* BEGIN *
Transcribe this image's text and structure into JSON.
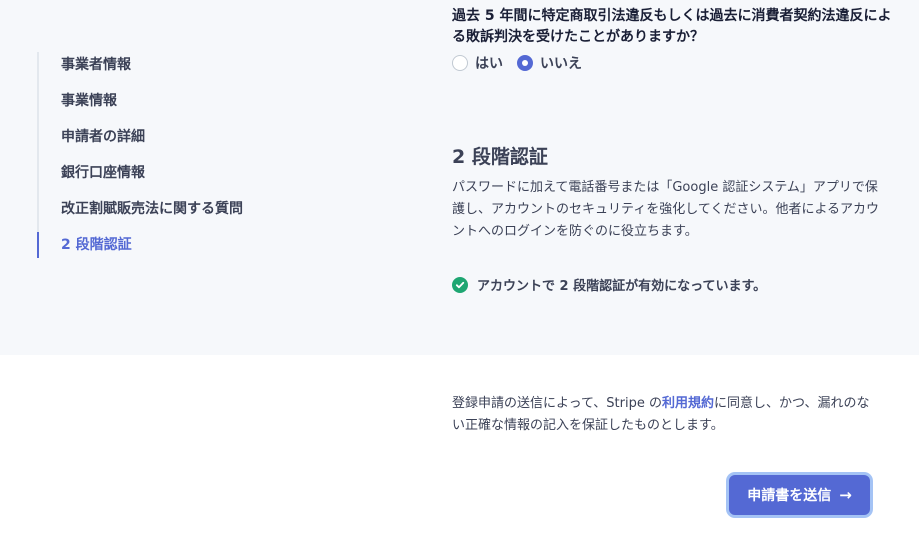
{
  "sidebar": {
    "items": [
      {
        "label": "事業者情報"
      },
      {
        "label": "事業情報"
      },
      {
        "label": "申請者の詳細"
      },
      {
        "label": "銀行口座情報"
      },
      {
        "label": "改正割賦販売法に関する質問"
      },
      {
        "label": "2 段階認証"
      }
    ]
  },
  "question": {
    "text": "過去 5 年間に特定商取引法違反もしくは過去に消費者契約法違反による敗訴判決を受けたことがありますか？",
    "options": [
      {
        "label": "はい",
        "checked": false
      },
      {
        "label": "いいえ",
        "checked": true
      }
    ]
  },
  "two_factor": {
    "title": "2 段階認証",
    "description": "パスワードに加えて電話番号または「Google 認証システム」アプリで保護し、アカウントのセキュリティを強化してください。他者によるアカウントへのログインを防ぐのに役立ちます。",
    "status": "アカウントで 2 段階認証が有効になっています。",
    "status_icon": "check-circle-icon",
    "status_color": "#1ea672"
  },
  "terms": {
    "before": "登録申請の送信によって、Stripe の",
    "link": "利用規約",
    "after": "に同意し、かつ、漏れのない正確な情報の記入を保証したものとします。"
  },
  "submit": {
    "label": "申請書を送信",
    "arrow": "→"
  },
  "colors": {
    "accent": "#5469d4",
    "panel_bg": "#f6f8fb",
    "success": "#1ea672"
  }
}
* END *
* BEGIN *
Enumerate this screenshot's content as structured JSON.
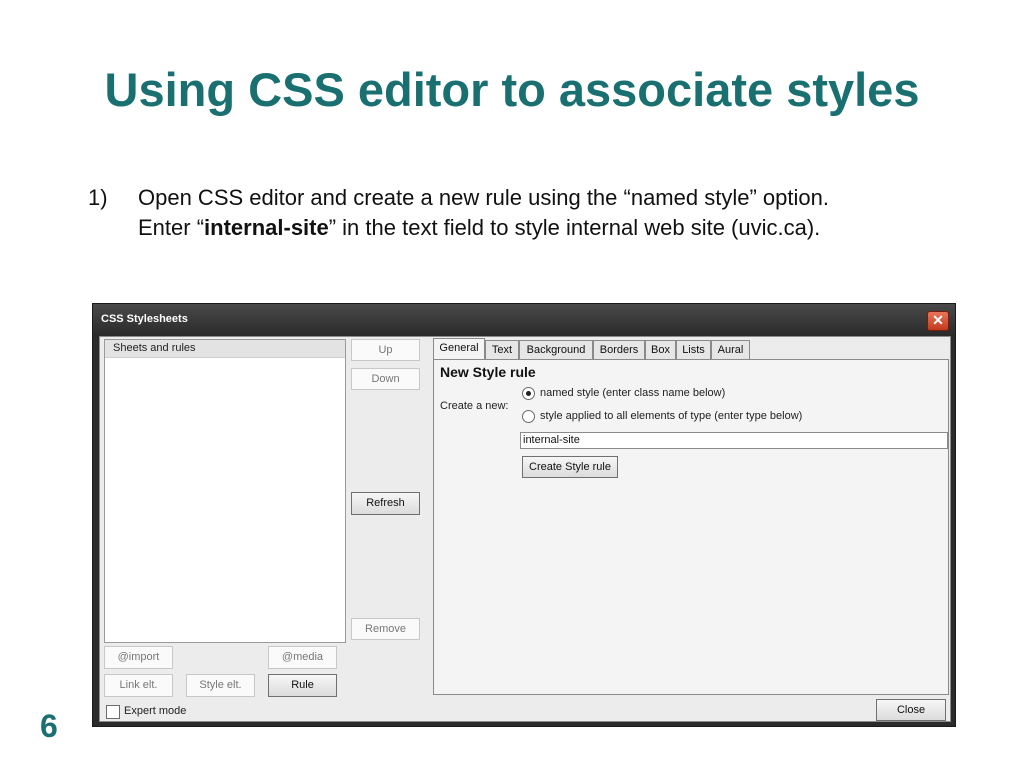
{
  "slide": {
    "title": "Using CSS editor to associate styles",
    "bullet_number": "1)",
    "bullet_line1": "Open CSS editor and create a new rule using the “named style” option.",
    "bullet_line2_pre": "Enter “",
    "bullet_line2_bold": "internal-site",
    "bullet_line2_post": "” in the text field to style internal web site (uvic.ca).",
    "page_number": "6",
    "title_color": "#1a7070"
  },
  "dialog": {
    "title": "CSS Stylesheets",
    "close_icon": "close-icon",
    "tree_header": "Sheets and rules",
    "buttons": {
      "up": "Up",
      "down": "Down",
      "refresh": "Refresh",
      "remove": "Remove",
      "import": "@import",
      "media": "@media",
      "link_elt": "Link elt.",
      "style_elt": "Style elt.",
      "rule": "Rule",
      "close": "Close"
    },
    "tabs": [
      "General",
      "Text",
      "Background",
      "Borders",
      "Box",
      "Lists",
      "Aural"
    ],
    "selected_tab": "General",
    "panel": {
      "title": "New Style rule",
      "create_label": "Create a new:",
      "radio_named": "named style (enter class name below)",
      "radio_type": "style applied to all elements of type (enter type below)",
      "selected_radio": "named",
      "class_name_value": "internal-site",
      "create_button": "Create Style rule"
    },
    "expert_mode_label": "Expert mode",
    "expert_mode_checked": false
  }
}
* END *
▶ AIM:
For the entries above, state how many lines contain the word "this". Provide the number by itself.

▶ RIGHT ANSWER:
2